# Texte présenté:
====================

Interview de M. Benoist Apparu, secrétaire d'Etat chargé du logement, à La Chaîne Info LCI le 1er décembre 2010, sur l'évocation par Nicolas Sarkozy de "deux mandats présidentiels", l'hébergement d'urgence des sans-abri et la polémique concernant l'occupation des HLM par des familles aisées.

Prononcé le 1er décembre 2010

Intervenant(s) : 

Texte intégral

C. Barbier.- B. Apparu, bonjour.
 
Bonjour.
 
N. Sarkozy a évoqué hier soir devant des parlementaires ses « deux mandats ». Nous confirmez-vous ce matin qu'il est candidat à la présidentielle 2012 ?
 
Je ne vous confirme rien du tout, et j'imagine que lui vous le confirmera dans les semaines, les mois à venir, probablement en novembre 2011, nous avait-il dit, je crois. Donc attendons ces moments-là, pour l'instant...
 
Vous le souhaitez quand même ?
 
Moi, je le souhaite à titre personnel, parce que je pense que ça reste le meilleur candidat pour nos familles politiques de la majorité présidentielle pour 2012.
 
Quand vous le rencontrez au Conseil des ministres, il vous donne l'envie, il vous donne l'impression d'avoir envie d'en découdre, d'avoir envie d'y aller ?
 
Il donne le sentiment d'avoir toujours envie de faire des réformes, de continuer à avancer, et évidemment, de finir ce qu'il avait engagé en 2007 dans son projet présidentiel, c'est-à-dire, sa première obsession, c'est ça.
 
Et avec la crise, il faudrait un deuxième mandat, parce que tout n'a pas pu être fait.
 
Ce n'est pas avec la crise ou pas la crise qu'il demandera un deuxième mandat ou pas, ce n'est pas le sujet. La question qui pourra se poser à lui, en 2011, c'est : est-ce que j'ai suffisamment transformé la France, tel que je le rêvais, est-ce que je l'ai mise sur les rails que je souhaitais, voilà, est-ce que j'ai fait ce que je souhaitais incarner.
 
Il parle aussi de la « Dolce Vita » pour l'après Elysée, est-ce que ce n'est pas un peu léger ? Ce n'est pas la « Dolce Vita », ancien président, c'est le Conseil constitutionnel, c'est de la représentation à l'étranger.

====================

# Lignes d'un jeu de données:
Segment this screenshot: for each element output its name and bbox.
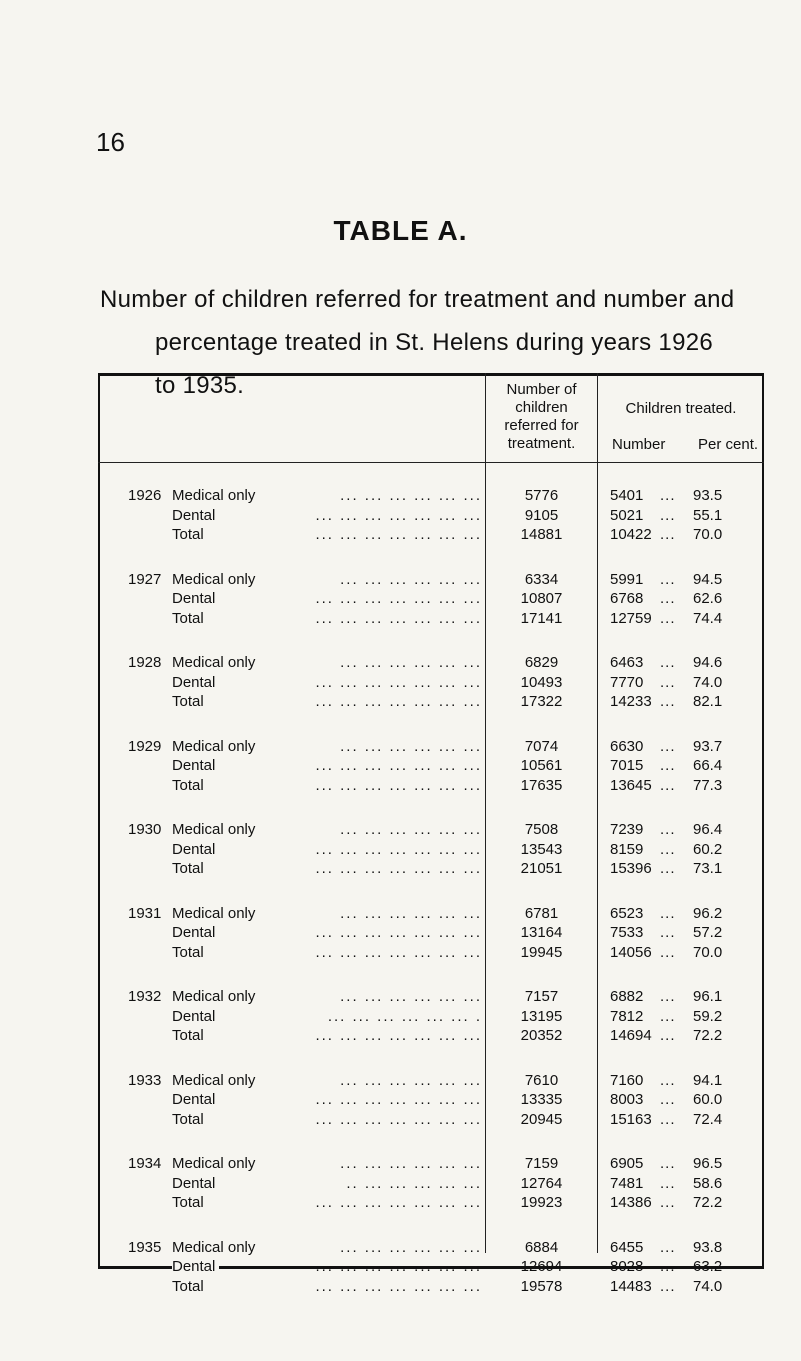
row-leader-dots: ... [660, 860, 676, 877]
row-referred: 7159 [524, 1155, 559, 1172]
row-category-label: Medical only [172, 1239, 259, 1256]
row-treated-percent: 72.2 [693, 1027, 723, 1044]
header-referred-line: treatment. [507, 435, 576, 452]
row-category-label: Dental [172, 1008, 219, 1025]
row-treated-number: 13645 [610, 776, 652, 794]
row-treated-percent: 82.1 [693, 693, 723, 710]
row-referred: 17141 [520, 609, 563, 627]
row-referred: 17322 [520, 693, 563, 710]
row-treated-number: 14233 [610, 693, 652, 710]
row-leader-dots: ... [660, 1091, 676, 1108]
row-treated-number: 7770 [610, 673, 644, 691]
row-treated-percent: 55.1 [693, 506, 723, 524]
row-category [172, 944, 482, 961]
row-referred: 13164 [520, 924, 563, 941]
row-leader-dots: ... ... ... ... ... ... ... [315, 506, 482, 524]
row-year: 1927 [128, 570, 162, 588]
row-referred: 19578 [520, 1277, 563, 1295]
row-treated-number: 7481 [610, 1174, 644, 1192]
row-treated-percent: 70.0 [693, 526, 723, 543]
row-category [172, 841, 482, 858]
row-leader-dots: ... ... ... ... ... ... ... [315, 673, 482, 691]
row-treated-number: 7533 [610, 924, 644, 941]
row-leader-dots: ... ... ... ... ... ... ... [315, 757, 482, 774]
row-treated-percent: 72.4 [693, 1110, 723, 1128]
row-category [172, 507, 482, 524]
row-treated-number: 5021 [610, 506, 644, 524]
row-leader-dots: ... [660, 570, 676, 588]
row-referred: 6829 [524, 654, 559, 671]
row-category-label: Medical only [172, 1072, 259, 1089]
row-leader-dots: ... ... ... ... ... ... [340, 570, 482, 588]
row-leader-dots: ... ... ... ... ... ... [340, 1071, 482, 1089]
row-category [172, 738, 482, 755]
row-category [172, 1278, 482, 1295]
row-leader-dots: ... ... ... ... ... ... ... [315, 526, 482, 543]
row-leader-dots: ... ... ... ... ... ... ... [315, 1277, 482, 1295]
row-leader-dots: ... [660, 487, 676, 504]
header-referred-line: children [515, 399, 568, 416]
row-leader-dots: ... [660, 1277, 676, 1295]
row-year: 1931 [128, 904, 162, 922]
row-category [172, 1027, 482, 1044]
row-category [172, 988, 482, 1005]
row-leader-dots: ... [660, 590, 676, 607]
row-category [172, 674, 482, 691]
header-children-treated: Children treated. [625, 400, 737, 417]
row-treated-percent: 70.0 [693, 943, 723, 961]
row-category-label: Total [172, 526, 208, 543]
row-year: 1935 [128, 1238, 162, 1256]
row-referred: 19945 [520, 943, 563, 961]
row-category-label: Medical only [172, 487, 259, 504]
row-treated-number: 7015 [610, 757, 644, 774]
row-treated-number: 14483 [610, 1277, 652, 1295]
row-leader-dots: ... ... ... ... ... ... ... [315, 1110, 482, 1128]
row-leader-dots: ... [660, 988, 676, 1005]
row-referred: 7074 [524, 737, 559, 755]
row-category [172, 777, 482, 794]
row-treated-number: 8159 [610, 840, 644, 858]
row-category-label: Dental [172, 507, 219, 524]
row-treated-number: 14056 [610, 943, 652, 961]
row-category [172, 1175, 482, 1192]
row-referred: 6884 [524, 1238, 559, 1256]
row-referred: 20352 [520, 1027, 563, 1044]
row-category [172, 1194, 482, 1211]
row-leader-dots: ... [660, 1007, 676, 1025]
row-referred: 7508 [524, 821, 559, 838]
row-category [172, 571, 482, 588]
row-category-label: Total [172, 1278, 208, 1295]
row-leader-dots: ... [660, 1155, 676, 1172]
row-leader-dots: ... ... ... ... ... ... [340, 737, 482, 755]
row-treated-number: 6455 [610, 1238, 644, 1256]
row-category [172, 1008, 482, 1025]
row-treated-percent: 96.1 [693, 988, 723, 1005]
row-referred: 6334 [524, 570, 559, 588]
row-treated-number: 6905 [610, 1155, 644, 1172]
row-category [172, 924, 482, 941]
row-referred: 13335 [520, 1091, 563, 1108]
row-treated-number: 6882 [610, 988, 644, 1005]
row-treated-percent: 94.6 [693, 654, 723, 671]
row-category-label: Total [172, 693, 208, 710]
row-category [172, 1111, 482, 1128]
row-treated-number: 15163 [610, 1110, 652, 1128]
row-referred: 6781 [524, 904, 559, 922]
row-treated-number: 10422 [610, 526, 652, 543]
row-category-label: Dental [172, 1175, 219, 1192]
row-category [172, 526, 482, 543]
row-leader-dots: ... ... ... ... ... ... [340, 1238, 482, 1256]
row-category-label: Dental [172, 590, 219, 607]
row-leader-dots: ... ... ... ... ... ... ... [315, 924, 482, 941]
row-category-label: Medical only [172, 738, 259, 755]
table-title: TABLE A. [333, 215, 468, 246]
row-referred: 7157 [524, 988, 559, 1005]
row-leader-dots: ... ... ... ... ... ... ... [315, 776, 482, 794]
header-referred-line: referred for [504, 417, 579, 434]
row-leader-dots: .. ... ... ... ... ... [346, 1174, 482, 1192]
row-leader-dots: ... ... ... ... ... ... ... [315, 590, 482, 607]
row-referred: 10807 [520, 590, 563, 607]
row-category-label: Dental [172, 924, 219, 941]
row-category-label: Total [172, 944, 208, 961]
row-treated-number: 14386 [610, 1194, 652, 1211]
row-treated-number: 8028 [610, 1258, 644, 1275]
row-treated-percent: 60.2 [693, 840, 723, 858]
row-category-label: Dental [172, 757, 219, 774]
row-leader-dots: ... [660, 1071, 676, 1089]
row-leader-dots: ... [660, 1238, 676, 1256]
row-leader-dots: ... ... ... ... ... ... ... [315, 693, 482, 710]
row-category [172, 610, 482, 627]
row-leader-dots: ... [660, 526, 676, 543]
row-treated-number: 6768 [610, 590, 644, 607]
row-category [172, 1239, 482, 1256]
row-category [172, 693, 482, 710]
row-leader-dots: ... ... ... ... ... ... [340, 821, 482, 838]
row-category-label: Medical only [172, 821, 259, 838]
row-category [172, 1091, 482, 1108]
row-treated-number: 7160 [610, 1071, 644, 1089]
row-leader-dots: ... ... ... ... ... ... [340, 904, 482, 922]
row-category-label: Total [172, 777, 208, 794]
row-referred: 7610 [524, 1071, 559, 1089]
row-treated-percent: 73.1 [693, 860, 723, 877]
row-leader-dots: ... [660, 654, 676, 671]
row-leader-dots: ... [660, 1110, 676, 1128]
row-leader-dots: ... [660, 821, 676, 838]
row-leader-dots: ... [660, 1027, 676, 1044]
row-treated-percent: 93.5 [693, 487, 723, 504]
row-leader-dots: ... [660, 840, 676, 858]
row-category [172, 905, 482, 922]
row-leader-dots: ... ... ... ... ... ... [340, 1155, 482, 1172]
row-leader-dots: ... ... ... ... ... ... ... [315, 840, 482, 858]
row-treated-percent: 74.4 [693, 609, 723, 627]
row-category-label: Total [172, 610, 208, 627]
row-leader-dots: ... ... ... ... ... ... [340, 487, 482, 504]
row-treated-percent: 94.5 [693, 570, 723, 588]
row-category [172, 487, 482, 504]
row-category [172, 860, 482, 877]
row-referred: 10561 [520, 757, 563, 774]
row-leader-dots: ... [660, 757, 676, 774]
row-treated-percent: 93.7 [693, 737, 723, 755]
caption-line-1: Number of children referred for treatment and number and [100, 286, 735, 313]
row-treated-percent: 59.2 [693, 1007, 723, 1025]
row-treated-number: 15396 [610, 860, 652, 877]
header-number: Number [612, 436, 666, 453]
row-leader-dots: ... ... ... ... ... ... ... [315, 609, 482, 627]
row-category-label: Dental [172, 674, 219, 691]
row-category [172, 1258, 482, 1275]
column-divider [597, 373, 598, 1253]
row-category-label: Dental [172, 1258, 219, 1275]
row-category-label: Total [172, 1111, 208, 1128]
row-treated-percent: 72.2 [693, 1194, 723, 1211]
row-category-label: Dental [172, 1091, 219, 1108]
row-leader-dots: ... [660, 1174, 676, 1192]
row-leader-dots: ... ... ... ... ... ... . [327, 1007, 482, 1025]
row-category [172, 654, 482, 671]
row-year: 1928 [128, 654, 162, 671]
row-treated-percent: 66.4 [693, 757, 723, 774]
row-treated-number: 6463 [610, 654, 644, 671]
row-leader-dots: ... [660, 924, 676, 941]
header-referred-line: Number of [506, 381, 577, 398]
row-treated-number: 5991 [610, 570, 644, 588]
row-treated-percent: 58.6 [693, 1174, 723, 1192]
row-treated-number: 7239 [610, 821, 644, 838]
row-category-label: Medical only [172, 905, 259, 922]
row-leader-dots: ... ... ... ... ... ... ... [315, 1258, 482, 1275]
row-treated-number: 12759 [610, 609, 652, 627]
row-leader-dots: ... [660, 943, 676, 961]
row-leader-dots: ... [660, 776, 676, 794]
row-category [172, 757, 482, 774]
row-year: 1934 [128, 1155, 162, 1172]
row-treated-percent: 74.0 [693, 1277, 723, 1295]
row-leader-dots: ... ... ... ... ... ... ... [315, 860, 482, 877]
row-treated-number: 6630 [610, 737, 644, 755]
row-referred: 17635 [520, 776, 563, 794]
row-year: 1926 [128, 487, 162, 504]
row-treated-percent: 96.2 [693, 904, 723, 922]
row-treated-percent: 96.5 [693, 1155, 723, 1172]
row-leader-dots: ... ... ... ... ... ... ... [315, 1194, 482, 1211]
row-treated-number: 7812 [610, 1007, 644, 1025]
row-category [172, 590, 482, 607]
row-treated-percent: 62.6 [693, 590, 723, 607]
row-leader-dots: ... [660, 737, 676, 755]
row-category-label: Medical only [172, 1155, 259, 1172]
row-treated-number: 8003 [610, 1091, 644, 1108]
row-leader-dots: ... [660, 693, 676, 710]
row-treated-percent: 94.1 [693, 1071, 723, 1089]
row-year: 1932 [128, 988, 162, 1005]
row-year: 1930 [128, 821, 162, 838]
row-referred: 21051 [520, 860, 563, 877]
row-leader-dots: ... ... ... ... ... ... ... [315, 1027, 482, 1044]
row-leader-dots: ... ... ... ... ... ... ... [315, 943, 482, 961]
row-treated-number: 6523 [610, 904, 644, 922]
row-leader-dots: ... [660, 1194, 676, 1211]
row-referred: 13543 [520, 840, 563, 858]
row-leader-dots: ... ... ... ... ... ... [340, 654, 482, 671]
row-treated-percent: 57.2 [693, 924, 723, 941]
row-treated-percent: 96.4 [693, 821, 723, 838]
row-year: 1929 [128, 737, 162, 755]
header-referred [486, 381, 597, 453]
row-year: 1933 [128, 1071, 162, 1089]
row-referred: 20945 [520, 1110, 563, 1128]
row-referred: 9105 [524, 506, 559, 524]
row-treated-percent: 60.0 [693, 1091, 723, 1108]
row-category-label: Medical only [172, 571, 259, 588]
row-leader-dots: ... ... ... ... ... ... [340, 988, 482, 1005]
row-leader-dots: ... [660, 609, 676, 627]
row-category-label: Medical only [172, 654, 259, 671]
row-referred: 5776 [524, 487, 559, 504]
row-referred: 12694 [520, 1258, 563, 1275]
row-referred: 14881 [520, 526, 563, 543]
row-category [172, 821, 482, 838]
row-category-label: Dental [172, 841, 219, 858]
page-number: 16 [96, 127, 125, 157]
row-treated-percent: 74.0 [693, 673, 723, 691]
row-leader-dots: ... [660, 1258, 676, 1275]
row-treated-number: 5401 [610, 487, 644, 504]
row-category-label: Total [172, 1194, 208, 1211]
row-leader-dots: ... [660, 673, 676, 691]
row-leader-dots: ... [660, 506, 676, 524]
row-category [172, 1155, 482, 1172]
header-percent: Per cent. [698, 436, 759, 453]
row-treated-percent: 63.2 [693, 1258, 723, 1275]
header-rule [98, 462, 764, 463]
row-treated-number: 14694 [610, 1027, 652, 1044]
row-leader-dots: ... [660, 904, 676, 922]
row-treated-percent: 93.8 [693, 1238, 723, 1256]
caption-line-2: percentage treated in St. Helens during years 1926 to 1935. [155, 329, 714, 399]
row-leader-dots: ... ... ... ... ... ... ... [315, 1091, 482, 1108]
row-referred: 12764 [520, 1174, 563, 1192]
row-category-label: Medical only [172, 988, 259, 1005]
row-category [172, 1072, 482, 1089]
row-referred: 13195 [520, 1007, 563, 1025]
row-referred: 10493 [520, 673, 563, 691]
row-referred: 19923 [520, 1194, 563, 1211]
row-category-label: Total [172, 860, 208, 877]
row-treated-percent: 77.3 [693, 776, 723, 794]
row-category-label: Total [172, 1027, 208, 1044]
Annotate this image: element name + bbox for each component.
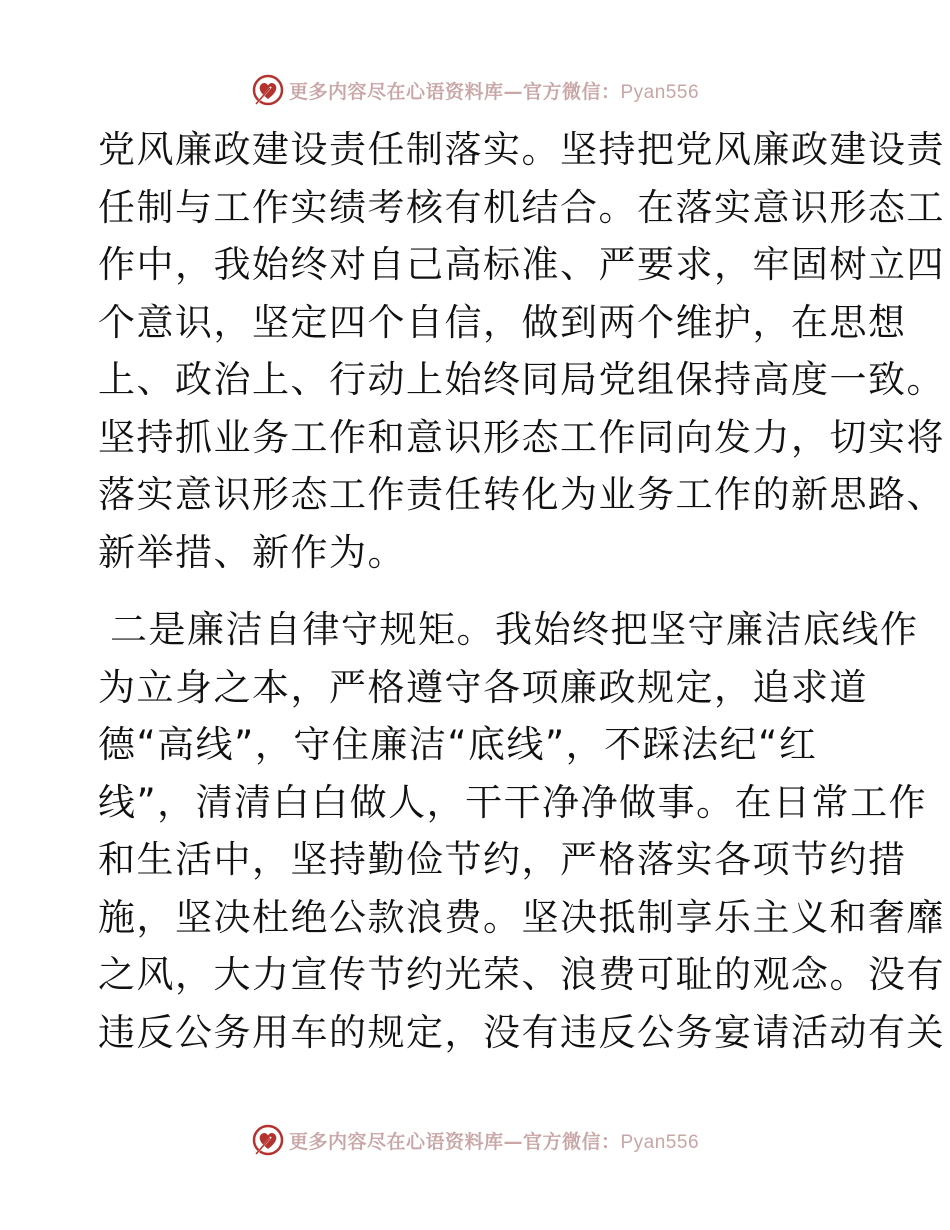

====================

# Tâches et exercices:
1. Répondez d'après l'entretien :
(a) À quelle date l'entretien a-t-il été prononcé ?
(b) Selon B. Apparu, quand N. Sarkozy confirmerait-il probablement sa candidature ?
(c) En quelle année N. Sarkozy avait-il engagé son projet présidentiel ?
2. Dans les lignes du jeu de données, reprenez la partie qui s'ouvre sur la ligne contenant "row-leader-dots: ... [660, 860, 676, 877]" et se ferme sur celle contenant "row-referred: 13164 [520, 924, 563, 941]", en remplaçant "row-treated-number" par "row-treated-count" sans rien modifier d'autre.

# Les réponses:
1.
(a) Le 1er décembre 2010.
(b) Probablement en novembre 2011.
(c) En 2007.

2.
row-leader-dots: ... [660, 860, 676, 877]
row-referred: 7159 [524, 1155, 559, 1172]
row-category-label: Medical only [172, 1239, 259, 1256]
row-treated-percent: 72.2 [693, 1027, 723, 1044]
header-referred-line: treatment. [507, 435, 576, 452]
row-category-label: Dental [172, 1008, 219, 1025]
row-treated-count: 13645 [610, 776, 652, 794]
row-treated-percent: 82.1 [693, 693, 723, 710]
row-referred: 17141 [520, 609, 563, 627]
row-referred: 17322 [520, 693, 563, 710]
row-treated-count: 14233 [610, 693, 652, 710]
row-leader-dots: ... [660, 1091, 676, 1108]
row-treated-count: 7770 [610, 673, 644, 691]
row-treated-percent: 55.1 [693, 506, 723, 524]
row-category [172, 944, 482, 961]
row-referred: 13164 [520, 924, 563, 941]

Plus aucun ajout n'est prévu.